* [SET PROBLEM] Restate the records that follow word for word; no pictures should appear.

· · · ·

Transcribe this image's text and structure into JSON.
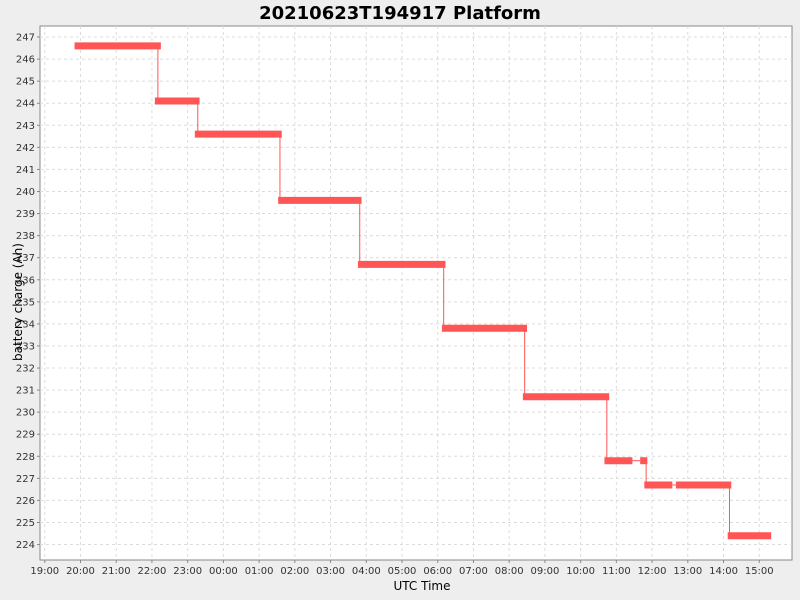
{
  "chart_data": {
    "type": "line",
    "title": "20210623T194917 Platform",
    "xlabel": "UTC Time",
    "ylabel": "battery charge (Ah)",
    "x_ticks": [
      "19:00",
      "20:00",
      "21:00",
      "22:00",
      "23:00",
      "00:00",
      "01:00",
      "02:00",
      "03:00",
      "04:00",
      "05:00",
      "06:00",
      "07:00",
      "08:00",
      "09:00",
      "10:00",
      "11:00",
      "12:00",
      "13:00",
      "14:00",
      "15:00"
    ],
    "x_range": [
      "18:52",
      "15:55"
    ],
    "y_ticks": [
      224,
      225,
      226,
      227,
      228,
      229,
      230,
      231,
      232,
      233,
      234,
      235,
      236,
      237,
      238,
      239,
      240,
      241,
      242,
      243,
      244,
      245,
      246,
      247
    ],
    "ylim": [
      223.3,
      247.5
    ],
    "grid": true,
    "series": [
      {
        "color": "#ff5555",
        "segments": [
          {
            "start": "19:50",
            "end": "22:15",
            "value": 246.6
          },
          {
            "start": "22:05",
            "end": "23:20",
            "value": 244.1
          },
          {
            "start": "23:12",
            "end": "01:38",
            "value": 242.6
          },
          {
            "start": "01:32",
            "end": "03:52",
            "value": 239.6
          },
          {
            "start": "03:46",
            "end": "06:13",
            "value": 236.7
          },
          {
            "start": "06:07",
            "end": "08:30",
            "value": 233.8
          },
          {
            "start": "08:23",
            "end": "10:48",
            "value": 230.7
          },
          {
            "start": "10:40",
            "end": "11:27",
            "value": 227.8
          },
          {
            "start": "11:40",
            "end": "11:52",
            "value": 227.8
          },
          {
            "start": "11:47",
            "end": "12:34",
            "value": 226.7
          },
          {
            "start": "12:40",
            "end": "14:13",
            "value": 226.7
          },
          {
            "start": "14:07",
            "end": "15:20",
            "value": 224.4
          }
        ],
        "drops": [
          {
            "time": "22:10",
            "from": 246.6,
            "to": 244.1
          },
          {
            "time": "23:17",
            "from": 244.1,
            "to": 242.6
          },
          {
            "time": "01:35",
            "from": 242.6,
            "to": 239.6
          },
          {
            "time": "03:49",
            "from": 239.6,
            "to": 236.7
          },
          {
            "time": "06:10",
            "from": 236.7,
            "to": 233.8
          },
          {
            "time": "08:26",
            "from": 233.8,
            "to": 230.7
          },
          {
            "time": "10:44",
            "from": 230.7,
            "to": 227.8
          },
          {
            "time": "11:50",
            "from": 227.8,
            "to": 226.7
          },
          {
            "time": "14:10",
            "from": 226.7,
            "to": 224.4
          }
        ],
        "connectors": [
          {
            "from": "11:27",
            "to": "11:40",
            "value": 227.8
          },
          {
            "from": "12:34",
            "to": "12:40",
            "value": 226.7
          }
        ]
      }
    ]
  }
}
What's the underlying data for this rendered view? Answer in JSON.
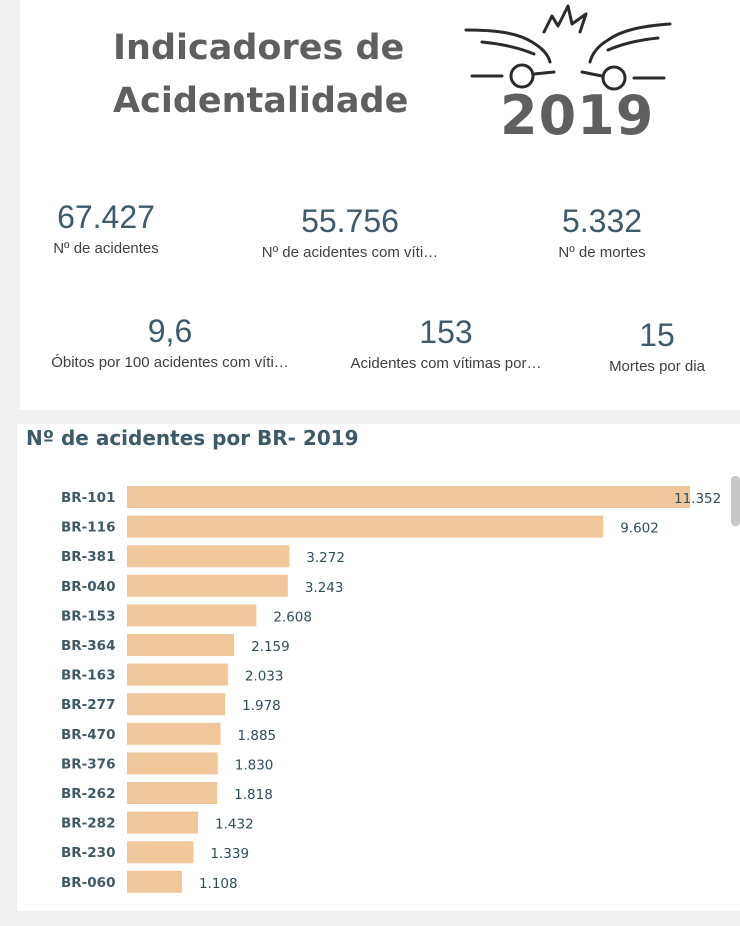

· · · ·

* [TASK RESPONSE]
Transcribe this image's text and structure into JSON.
{
  "chart_data": {
    "type": "line",
    "title": "20210623T194917 Platform",
    "xlabel": "UTC Time",
    "ylabel": "battery charge (Ah)",
    "x_ticks": [
      "19:00",
      "20:00",
      "21:00",
      "22:00",
      "23:00",
      "00:00",
      "01:00",
      "02:00",
      "03:00",
      "04:00",
      "05:00",
      "06:00",
      "07:00",
      "08:00",
      "09:00",
      "10:00",
      "11:00",
      "12:00",
      "13:00",
      "14:00",
      "15:00"
    ],
    "x_range": [
      "18:52",
      "15:55"
    ],
    "y_ticks": [
      224,
      225,
      226,
      227,
      228,
      229,
      230,
      231,
      232,
      233,
      234,
      235,
      236,
      237,
      238,
      239,
      240,
      241,
      242,
      243,
      244,
      245,
      246,
      247
    ],
    "ylim": [
      223.3,
      247.5
    ],
    "grid": true,
    "series": [
      {
        "color": "#ff5555",
        "segments": [
          {
            "start": "19:50",
            "end": "22:15",
            "value": 246.6
          },
          {
            "start": "22:05",
            "end": "23:20",
            "value": 244.1
          },
          {
            "start": "23:12",
            "end": "01:38",
            "value": 242.6
          },
          {
            "start": "01:32",
            "end": "03:52",
            "value": 239.6
          },
          {
            "start": "03:46",
            "end": "06:13",
            "value": 236.7
          },
          {
            "start": "06:07",
            "end": "08:30",
            "value": 233.8
          },
          {
            "start": "08:23",
            "end": "10:48",
            "value": 230.7
          },
          {
            "start": "10:40",
            "end": "11:27",
            "value": 227.8
          },
          {
            "start": "11:40",
            "end": "11:52",
            "value": 227.8
          },
          {
            "start": "11:47",
            "end": "12:34",
            "value": 226.7
          },
          {
            "start": "12:40",
            "end": "14:13",
            "value": 226.7
          },
          {
            "start": "14:07",
            "end": "15:20",
            "value": 224.4
          }
        ],
        "drops": [
          {
            "time": "22:10",
            "from": 246.6,
            "to": 244.1
          },
          {
            "time": "23:17",
            "from": 244.1,
            "to": 242.6
          },
          {
            "time": "01:35",
            "from": 242.6,
            "to": 239.6
          },
          {
            "time": "03:49",
            "from": 239.6,
            "to": 236.7
          },
          {
            "time": "06:10",
            "from": 236.7,
            "to": 233.8
          },
          {
            "time": "08:26",
            "from": 233.8,
            "to": 230.7
          },
          {
            "time": "10:44",
            "from": 230.7,
            "to": 227.8
          },
          {
            "time": "11:50",
            "from": 227.8,
            "to": 226.7
          },
          {
            "time": "14:10",
            "from": 226.7,
            "to": 224.4
          }
        ],
        "connectors": [
          {
            "from": "11:27",
            "to": "11:40",
            "value": 227.8
          },
          {
            "from": "12:34",
            "to": "12:40",
            "value": 226.7
          }
        ]
      }
    ]
  }
}
What's the underlying data for this rendered view? Answer in JSON.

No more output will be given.